● What to work on
Search the listing for "this" and copy every line where it appears.
##### Data rows
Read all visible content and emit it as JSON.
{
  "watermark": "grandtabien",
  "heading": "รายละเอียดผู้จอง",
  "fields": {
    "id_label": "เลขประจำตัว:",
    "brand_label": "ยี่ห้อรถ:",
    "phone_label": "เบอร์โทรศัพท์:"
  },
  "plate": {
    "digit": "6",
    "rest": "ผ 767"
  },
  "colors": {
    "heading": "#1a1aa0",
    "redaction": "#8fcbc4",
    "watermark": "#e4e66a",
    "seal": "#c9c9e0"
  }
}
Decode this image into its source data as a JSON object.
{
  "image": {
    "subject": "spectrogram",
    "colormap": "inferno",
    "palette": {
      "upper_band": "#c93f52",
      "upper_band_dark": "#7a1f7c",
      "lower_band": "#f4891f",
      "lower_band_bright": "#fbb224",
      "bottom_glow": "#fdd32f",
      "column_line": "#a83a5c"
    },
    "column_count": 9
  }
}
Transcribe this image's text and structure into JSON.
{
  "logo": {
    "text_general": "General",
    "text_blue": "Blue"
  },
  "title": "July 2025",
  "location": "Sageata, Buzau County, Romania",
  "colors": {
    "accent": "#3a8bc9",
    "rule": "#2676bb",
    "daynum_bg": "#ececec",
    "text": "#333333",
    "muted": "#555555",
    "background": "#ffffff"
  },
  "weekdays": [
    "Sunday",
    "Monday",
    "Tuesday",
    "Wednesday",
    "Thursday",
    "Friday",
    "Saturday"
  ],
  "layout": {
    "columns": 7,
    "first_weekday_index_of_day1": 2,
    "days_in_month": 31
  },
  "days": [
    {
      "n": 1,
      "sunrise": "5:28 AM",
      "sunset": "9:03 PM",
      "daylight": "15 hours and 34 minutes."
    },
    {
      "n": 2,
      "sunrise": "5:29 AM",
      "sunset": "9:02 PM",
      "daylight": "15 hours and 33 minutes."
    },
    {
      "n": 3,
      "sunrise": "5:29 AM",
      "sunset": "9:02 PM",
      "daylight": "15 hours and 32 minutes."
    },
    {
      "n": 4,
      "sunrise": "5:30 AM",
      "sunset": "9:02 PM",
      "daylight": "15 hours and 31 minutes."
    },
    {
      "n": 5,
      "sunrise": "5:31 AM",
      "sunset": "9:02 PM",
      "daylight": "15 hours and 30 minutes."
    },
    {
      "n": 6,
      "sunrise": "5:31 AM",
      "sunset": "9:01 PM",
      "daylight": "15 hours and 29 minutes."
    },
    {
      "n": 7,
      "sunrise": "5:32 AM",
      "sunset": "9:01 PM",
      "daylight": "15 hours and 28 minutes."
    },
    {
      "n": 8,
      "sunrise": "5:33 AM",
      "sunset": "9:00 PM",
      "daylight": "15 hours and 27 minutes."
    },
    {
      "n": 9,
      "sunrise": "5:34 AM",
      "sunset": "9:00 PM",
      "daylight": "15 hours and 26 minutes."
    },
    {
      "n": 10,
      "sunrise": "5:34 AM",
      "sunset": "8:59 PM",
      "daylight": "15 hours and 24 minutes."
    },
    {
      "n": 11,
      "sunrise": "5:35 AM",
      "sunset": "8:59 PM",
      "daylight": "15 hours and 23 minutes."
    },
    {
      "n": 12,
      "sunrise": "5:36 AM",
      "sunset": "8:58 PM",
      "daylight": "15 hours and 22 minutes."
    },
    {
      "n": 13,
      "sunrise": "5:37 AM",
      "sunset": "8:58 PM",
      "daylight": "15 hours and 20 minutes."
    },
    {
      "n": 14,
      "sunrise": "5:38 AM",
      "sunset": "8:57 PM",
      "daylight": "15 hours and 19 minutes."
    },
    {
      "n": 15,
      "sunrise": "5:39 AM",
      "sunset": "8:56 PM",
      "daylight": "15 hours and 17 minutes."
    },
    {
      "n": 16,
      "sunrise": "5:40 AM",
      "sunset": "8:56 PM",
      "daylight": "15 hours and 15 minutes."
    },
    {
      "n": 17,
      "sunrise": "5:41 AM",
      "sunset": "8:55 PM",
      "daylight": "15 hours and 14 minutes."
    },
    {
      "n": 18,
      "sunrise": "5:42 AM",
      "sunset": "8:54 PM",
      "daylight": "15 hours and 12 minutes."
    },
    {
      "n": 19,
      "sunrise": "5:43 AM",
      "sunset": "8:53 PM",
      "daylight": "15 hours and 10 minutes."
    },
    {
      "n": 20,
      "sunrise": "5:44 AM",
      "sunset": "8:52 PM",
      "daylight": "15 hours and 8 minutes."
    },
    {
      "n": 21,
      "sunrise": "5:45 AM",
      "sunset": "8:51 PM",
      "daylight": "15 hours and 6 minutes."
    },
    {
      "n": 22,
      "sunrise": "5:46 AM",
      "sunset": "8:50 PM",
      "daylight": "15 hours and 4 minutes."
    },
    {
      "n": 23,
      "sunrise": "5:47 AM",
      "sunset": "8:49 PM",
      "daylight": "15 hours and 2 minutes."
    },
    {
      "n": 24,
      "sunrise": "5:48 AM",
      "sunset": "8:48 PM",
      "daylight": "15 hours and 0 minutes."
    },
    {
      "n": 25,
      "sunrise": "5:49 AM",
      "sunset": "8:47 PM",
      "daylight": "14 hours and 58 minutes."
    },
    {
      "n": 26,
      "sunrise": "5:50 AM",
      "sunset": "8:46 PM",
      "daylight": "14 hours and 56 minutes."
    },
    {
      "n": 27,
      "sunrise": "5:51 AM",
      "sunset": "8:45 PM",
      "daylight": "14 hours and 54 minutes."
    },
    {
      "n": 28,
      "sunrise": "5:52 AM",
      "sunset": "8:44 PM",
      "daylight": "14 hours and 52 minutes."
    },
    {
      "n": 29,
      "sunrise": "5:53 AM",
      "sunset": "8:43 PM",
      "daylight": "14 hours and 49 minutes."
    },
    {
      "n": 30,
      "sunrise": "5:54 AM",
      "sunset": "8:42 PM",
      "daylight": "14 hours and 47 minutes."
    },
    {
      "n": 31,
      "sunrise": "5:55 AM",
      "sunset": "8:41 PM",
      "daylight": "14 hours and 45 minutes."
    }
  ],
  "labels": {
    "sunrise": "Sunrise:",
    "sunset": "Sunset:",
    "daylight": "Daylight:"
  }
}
##########
● Task output
Decode this image into its source data as a JSON object.
Transcribe this image's text and structure into JSON.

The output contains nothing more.